# start of INPUT MATERIAL

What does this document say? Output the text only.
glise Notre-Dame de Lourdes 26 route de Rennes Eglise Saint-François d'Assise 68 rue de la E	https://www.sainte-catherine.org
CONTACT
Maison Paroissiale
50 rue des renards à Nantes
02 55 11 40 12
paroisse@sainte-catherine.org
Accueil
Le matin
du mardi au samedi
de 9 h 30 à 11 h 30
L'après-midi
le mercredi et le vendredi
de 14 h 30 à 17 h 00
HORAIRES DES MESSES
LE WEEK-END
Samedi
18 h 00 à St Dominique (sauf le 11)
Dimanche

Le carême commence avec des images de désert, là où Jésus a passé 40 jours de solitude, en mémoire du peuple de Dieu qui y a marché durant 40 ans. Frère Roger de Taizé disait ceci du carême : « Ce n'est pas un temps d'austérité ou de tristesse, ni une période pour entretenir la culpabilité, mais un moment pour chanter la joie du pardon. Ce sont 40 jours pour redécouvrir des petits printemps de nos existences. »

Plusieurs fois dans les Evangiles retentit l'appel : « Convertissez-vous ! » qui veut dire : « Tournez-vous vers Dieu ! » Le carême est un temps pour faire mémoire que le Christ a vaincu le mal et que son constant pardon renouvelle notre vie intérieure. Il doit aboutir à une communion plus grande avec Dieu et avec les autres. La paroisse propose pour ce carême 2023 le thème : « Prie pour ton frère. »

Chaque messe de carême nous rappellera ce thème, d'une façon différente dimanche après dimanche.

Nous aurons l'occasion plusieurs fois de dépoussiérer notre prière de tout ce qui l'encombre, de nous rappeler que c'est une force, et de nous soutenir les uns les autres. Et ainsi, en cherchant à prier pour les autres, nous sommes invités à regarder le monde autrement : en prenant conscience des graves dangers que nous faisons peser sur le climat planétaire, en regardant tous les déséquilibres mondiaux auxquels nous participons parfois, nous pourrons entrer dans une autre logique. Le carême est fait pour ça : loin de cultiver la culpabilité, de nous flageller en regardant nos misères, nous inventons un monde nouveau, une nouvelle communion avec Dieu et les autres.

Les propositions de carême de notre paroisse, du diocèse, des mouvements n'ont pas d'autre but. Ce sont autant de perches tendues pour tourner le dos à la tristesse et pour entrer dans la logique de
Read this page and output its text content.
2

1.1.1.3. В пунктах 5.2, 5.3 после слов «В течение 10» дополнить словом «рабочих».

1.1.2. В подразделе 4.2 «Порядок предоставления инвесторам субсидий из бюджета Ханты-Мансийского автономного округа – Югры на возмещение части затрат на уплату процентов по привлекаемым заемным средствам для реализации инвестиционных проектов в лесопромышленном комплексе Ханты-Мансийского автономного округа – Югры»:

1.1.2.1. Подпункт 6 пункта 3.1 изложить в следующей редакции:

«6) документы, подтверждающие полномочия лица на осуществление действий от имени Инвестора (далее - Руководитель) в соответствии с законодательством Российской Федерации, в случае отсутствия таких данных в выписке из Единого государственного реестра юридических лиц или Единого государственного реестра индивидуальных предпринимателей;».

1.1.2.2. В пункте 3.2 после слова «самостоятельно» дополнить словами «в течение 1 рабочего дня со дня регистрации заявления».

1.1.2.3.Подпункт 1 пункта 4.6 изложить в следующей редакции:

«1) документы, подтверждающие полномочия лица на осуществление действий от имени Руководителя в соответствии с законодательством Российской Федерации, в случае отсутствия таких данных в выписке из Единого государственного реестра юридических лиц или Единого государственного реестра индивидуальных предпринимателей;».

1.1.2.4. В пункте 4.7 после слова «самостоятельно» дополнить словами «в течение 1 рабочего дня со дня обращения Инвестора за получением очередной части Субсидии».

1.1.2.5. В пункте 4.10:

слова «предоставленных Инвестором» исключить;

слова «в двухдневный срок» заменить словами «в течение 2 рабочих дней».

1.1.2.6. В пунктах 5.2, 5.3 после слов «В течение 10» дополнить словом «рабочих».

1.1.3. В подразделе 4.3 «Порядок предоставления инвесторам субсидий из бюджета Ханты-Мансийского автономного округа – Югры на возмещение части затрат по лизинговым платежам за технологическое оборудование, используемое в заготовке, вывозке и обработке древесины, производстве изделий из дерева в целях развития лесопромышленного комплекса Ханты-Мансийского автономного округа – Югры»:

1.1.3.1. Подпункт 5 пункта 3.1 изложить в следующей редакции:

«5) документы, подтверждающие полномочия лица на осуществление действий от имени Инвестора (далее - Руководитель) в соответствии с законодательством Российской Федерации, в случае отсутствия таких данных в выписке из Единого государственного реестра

# end of INPUT MATERIAL

*STATED EXERCISE:*
Each of the records should be retyped exactly.

*EXERCISE OUTPUT:*
What does this document say? Output the text only.
glise Notre-Dame de Lourdes 26 route de Rennes Eglise Saint-François d'Assise 68 rue de la E	https://www.sainte-catherine.org
CONTACT
Maison Paroissiale
50 rue des renards à Nantes
02 55 11 40 12
paroisse@sainte-catherine.org
Accueil
Le matin
du mardi au samedi
de 9 h 30 à 11 h 30
L'après-midi
le mercredi et le vendredi
de 14 h 30 à 17 h 00
HORAIRES DES MESSES
LE WEEK-END
Samedi
18 h 00 à St Dominique (sauf le 11)
Dimanche

Le carême commence avec des images de désert, là où Jésus a passé 40 jours de solitude, en mémoire du peuple de Dieu qui y a marché durant 40 ans. Frère Roger de Taizé disait ceci du carême : « Ce n'est pas un temps d'austérité ou de tristesse, ni une période pour entretenir la culpabilité, mais un moment pour chanter la joie du pardon. Ce sont 40 jours pour redécouvrir des petits printemps de nos existences. »

Plusieurs fois dans les Evangiles retentit l'appel : « Convertissez-vous ! » qui veut dire : « Tournez-vous vers Dieu ! » Le carême est un temps pour faire mémoire que le Christ a vaincu le mal et que son constant pardon renouvelle notre vie intérieure. Il doit aboutir à une communion plus grande avec Dieu et avec les autres. La paroisse propose pour ce carême 2023 le thème : « Prie pour ton frère. »

Chaque messe de carême nous rappellera ce thème, d'une façon différente dimanche après dimanche.

Nous aurons l'occasion plusieurs fois de dépoussiérer notre prière de tout ce qui l'encombre, de nous rappeler que c'est une force, et de nous soutenir les uns les autres. Et ainsi, en cherchant à prier pour les autres, nous sommes invités à regarder le monde autrement : en prenant conscience des graves dangers que nous faisons peser sur le climat planétaire, en regardant tous les déséquilibres mondiaux auxquels nous participons parfois, nous pourrons entrer dans une autre logique. Le carême est fait pour ça : loin de cultiver la culpabilité, de nous flageller en regardant nos misères, nous inventons un monde nouveau, une nouvelle communion avec Dieu et les autres.

Les propositions de carême de notre paroisse, du diocèse, des mouvements n'ont pas d'autre but. Ce sont autant de perches tendues pour tourner le dos à la tristesse et pour entrer dans la logique de
Read this page and output its text content.
2

1.1.1.3. В пунктах 5.2, 5.3 после слов «В течение 10» дополнить словом «рабочих».

1.1.2. В подразделе 4.2 «Порядок предоставления инвесторам субсидий из бюджета Ханты-Мансийского автономного округа – Югры на возмещение части затрат на уплату процентов по привлекаемым заемным средствам для реализации инвестиционных проектов в лесопромышленном комплексе Ханты-Мансийского автономного округа – Югры»:

1.1.2.1. Подпункт 6 пункта 3.1 изложить в следующей редакции:

«6) документы, подтверждающие полномочия лица на осуществление действий от имени Инвестора (далее - Руководитель) в соответствии с законодательством Российской Федерации, в случае отсутствия таких данных в выписке из Единого государственного реестра юридических лиц или Единого государственного реестра индивидуальных предпринимателей;».

1.1.2.2. В пункте 3.2 после слова «самостоятельно» дополнить словами «в течение 1 рабочего дня со дня регистрации заявления».

1.1.2.3.Подпункт 1 пункта 4.6 изложить в следующей редакции:

«1) документы, подтверждающие полномочия лица на осуществление действий от имени Руководителя в соответствии с законодательством Российской Федерации, в случае отсутствия таких данных в выписке из Единого государственного реестра юридических лиц или Единого государственного реестра индивидуальных предпринимателей;».

1.1.2.4. В пункте 4.7 после слова «самостоятельно» дополнить словами «в течение 1 рабочего дня со дня обращения Инвестора за получением очередной части Субсидии».

1.1.2.5. В пункте 4.10:

слова «предоставленных Инвестором» исключить;

слова «в двухдневный срок» заменить словами «в течение 2 рабочих дней».

1.1.2.6. В пунктах 5.2, 5.3 после слов «В течение 10» дополнить словом «рабочих».

1.1.3. В подразделе 4.3 «Порядок предоставления инвесторам субсидий из бюджета Ханты-Мансийского автономного округа – Югры на возмещение части затрат по лизинговым платежам за технологическое оборудование, используемое в заготовке, вывозке и обработке древесины, производстве изделий из дерева в целях развития лесопромышленного комплекса Ханты-Мансийского автономного округа – Югры»:

1.1.3.1. Подпункт 5 пункта 3.1 изложить в следующей редакции:

«5) документы, подтверждающие полномочия лица на осуществление действий от имени Инвестора (далее - Руководитель) в соответствии с законодательством Российской Федерации, в случае отсутствия таких данных в выписке из Единого государственного реестра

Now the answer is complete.